**Aim of the task**. Every record should be copied exactly, except that pictures are to be omitted.

* Begin Task material *

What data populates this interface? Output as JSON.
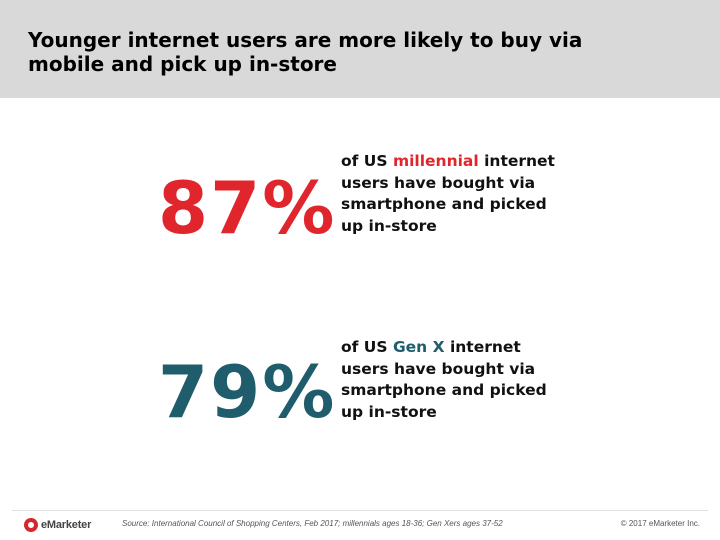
{
  "header": {
    "title": "Younger internet users are more likely to buy via\nmobile and pick up in-store"
  },
  "colors": {
    "header_bg": "#d9d9d9",
    "millennial_red": "#e0262c",
    "genx_teal": "#1f5d6c",
    "text": "#111111"
  },
  "stats": [
    {
      "value": "87%",
      "prefix": "of US ",
      "group": "millennial",
      "suffix": " internet users have bought via smartphone and picked up in-store"
    },
    {
      "value": "79%",
      "prefix": "of US ",
      "group": "Gen X",
      "suffix": " internet users have bought via smartphone and picked up in-store"
    }
  ],
  "footer": {
    "logo_text": "eMarketer",
    "logo_icon": "emarketer-logo-icon",
    "source": "Source: International Council of Shopping Centers, Feb 2017; millennials ages 18-36; Gen Xers ages 37-52",
    "copyright": "© 2017 eMarketer Inc."
  }
}
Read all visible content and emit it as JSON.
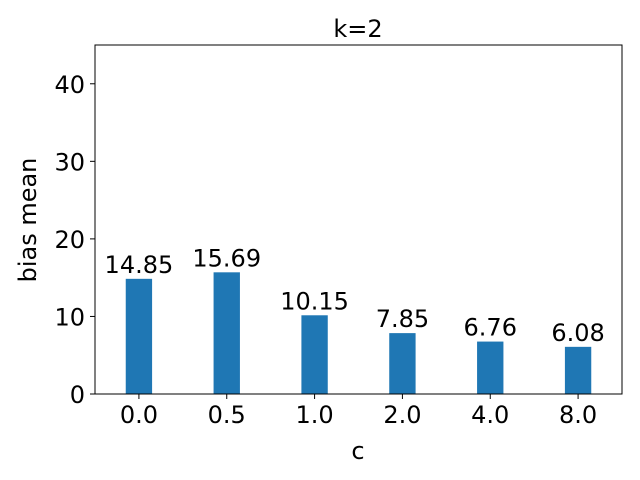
{
  "chart_data": {
    "type": "bar",
    "title": "k=2",
    "xlabel": "c",
    "ylabel": "bias mean",
    "categories": [
      "0.0",
      "0.5",
      "1.0",
      "2.0",
      "4.0",
      "8.0"
    ],
    "values": [
      14.85,
      15.69,
      10.15,
      7.85,
      6.76,
      6.08
    ],
    "data_labels": [
      "14.85",
      "15.69",
      "10.15",
      "7.85",
      "6.76",
      "6.08"
    ],
    "ylim": [
      0,
      45
    ],
    "yticks": [
      0,
      10,
      20,
      30,
      40
    ],
    "grid": false,
    "legend": "none",
    "bar_color": "#1f77b4"
  }
}
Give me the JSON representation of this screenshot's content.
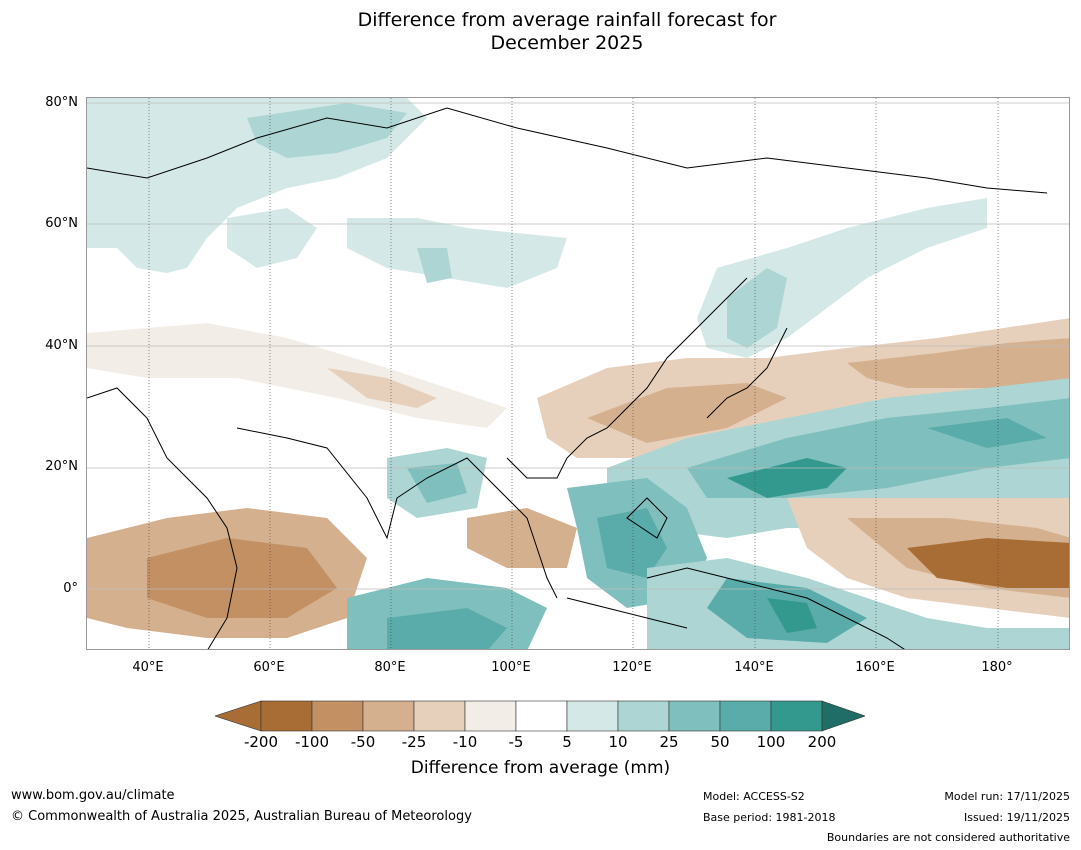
{
  "title_line1": "Difference from average rainfall forecast for",
  "title_line2": "December 2025",
  "lat_labels": [
    "80°N",
    "60°N",
    "40°N",
    "20°N",
    "0°"
  ],
  "lon_labels": [
    "40°E",
    "60°E",
    "80°E",
    "100°E",
    "120°E",
    "140°E",
    "160°E",
    "180°"
  ],
  "colorbar": {
    "labels": [
      "-200",
      "-100",
      "-50",
      "-25",
      "-10",
      "-5",
      "5",
      "10",
      "25",
      "50",
      "100",
      "200"
    ],
    "colors": [
      "#a86d35",
      "#c29063",
      "#d5b08e",
      "#e6d0bb",
      "#f2ede6",
      "#ffffff",
      "#d4e9e7",
      "#acd5d3",
      "#7fbfbd",
      "#5aacaa",
      "#33998f",
      "#1f6d66"
    ],
    "title": "Difference from average (mm)"
  },
  "footer": {
    "website": "www.bom.gov.au/climate",
    "copyright": "© Commonwealth of Australia 2025, Australian Bureau of Meteorology",
    "model": "Model: ACCESS-S2",
    "base_period": "Base period: 1981-2018",
    "model_run": "Model run: 17/11/2025",
    "issued": "Issued: 19/11/2025",
    "disclaimer": "Boundaries are not considered authoritative"
  }
}
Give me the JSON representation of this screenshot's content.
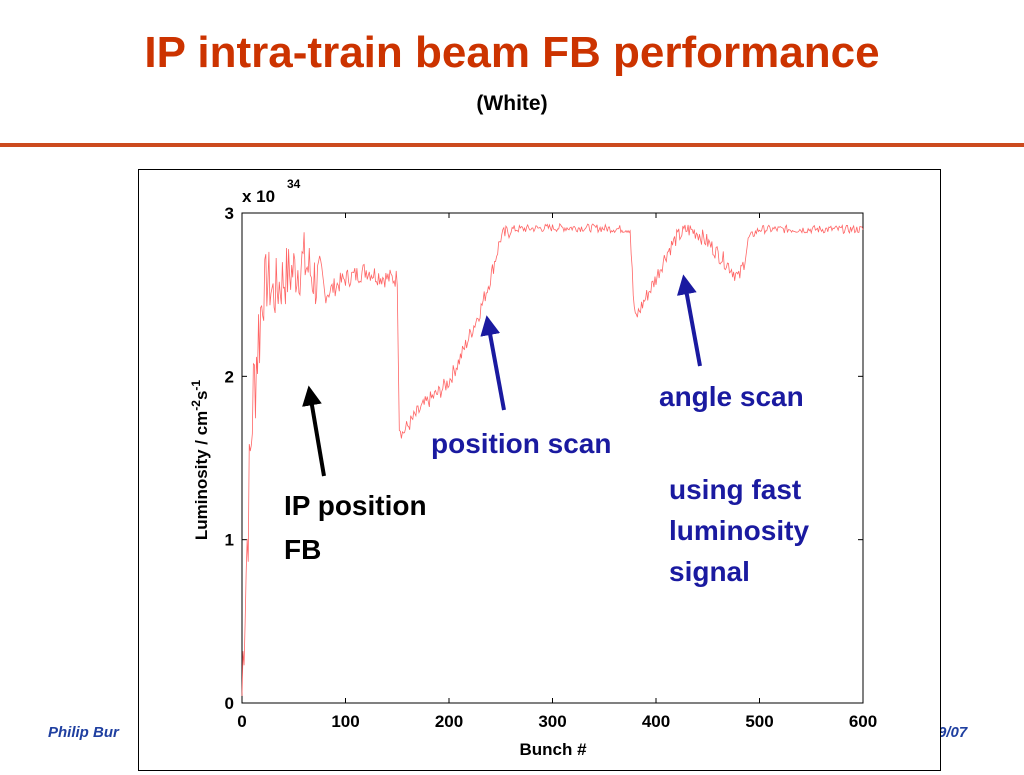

* End Task material *

**Answer to the exercise**.
What data populates this interface? Output as JSON.
{
  "header": {
    "title": "Younger internet users are more likely to buy via\nmobile and pick up in-store"
  },
  "colors": {
    "header_bg": "#d9d9d9",
    "millennial_red": "#e0262c",
    "genx_teal": "#1f5d6c",
    "text": "#111111"
  },
  "stats": [
    {
      "value": "87%",
      "prefix": "of US ",
      "group": "millennial",
      "suffix": " internet users have bought via smartphone and picked up in-store"
    },
    {
      "value": "79%",
      "prefix": "of US ",
      "group": "Gen X",
      "suffix": " internet users have bought via smartphone and picked up in-store"
    }
  ],
  "footer": {
    "logo_text": "eMarketer",
    "logo_icon": "emarketer-logo-icon",
    "source": "Source: International Council of Shopping Centers, Feb 2017; millennials ages 18-36; Gen Xers ages 37-52",
    "copyright": "© 2017 eMarketer Inc."
  }
}
Read all visible content and emit it as JSON.
{
  "chart_data": {
    "type": "bar",
    "title": "k=2",
    "xlabel": "c",
    "ylabel": "bias mean",
    "categories": [
      "0.0",
      "0.5",
      "1.0",
      "2.0",
      "4.0",
      "8.0"
    ],
    "values": [
      14.85,
      15.69,
      10.15,
      7.85,
      6.76,
      6.08
    ],
    "data_labels": [
      "14.85",
      "15.69",
      "10.15",
      "7.85",
      "6.76",
      "6.08"
    ],
    "ylim": [
      0,
      45
    ],
    "yticks": [
      0,
      10,
      20,
      30,
      40
    ],
    "grid": false,
    "legend": "none",
    "bar_color": "#1f77b4"
  }
}
Give me the JSON representation of this screenshot's content.
{
  "title_line1": "Difference from average rainfall forecast for",
  "title_line2": "December 2025",
  "lat_labels": [
    "80°N",
    "60°N",
    "40°N",
    "20°N",
    "0°"
  ],
  "lon_labels": [
    "40°E",
    "60°E",
    "80°E",
    "100°E",
    "120°E",
    "140°E",
    "160°E",
    "180°"
  ],
  "colorbar": {
    "labels": [
      "-200",
      "-100",
      "-50",
      "-25",
      "-10",
      "-5",
      "5",
      "10",
      "25",
      "50",
      "100",
      "200"
    ],
    "colors": [
      "#a86d35",
      "#c29063",
      "#d5b08e",
      "#e6d0bb",
      "#f2ede6",
      "#ffffff",
      "#d4e9e7",
      "#acd5d3",
      "#7fbfbd",
      "#5aacaa",
      "#33998f",
      "#1f6d66"
    ],
    "title": "Difference from average (mm)"
  },
  "footer": {
    "website": "www.bom.gov.au/climate",
    "copyright": "© Commonwealth of Australia 2025, Australian Bureau of Meteorology",
    "model": "Model: ACCESS-S2",
    "base_period": "Base period: 1981-2018",
    "model_run": "Model run: 17/11/2025",
    "issued": "Issued: 19/11/2025",
    "disclaimer": "Boundaries are not considered authoritative"
  }
}
Give me the JSON representation of this screenshot's content.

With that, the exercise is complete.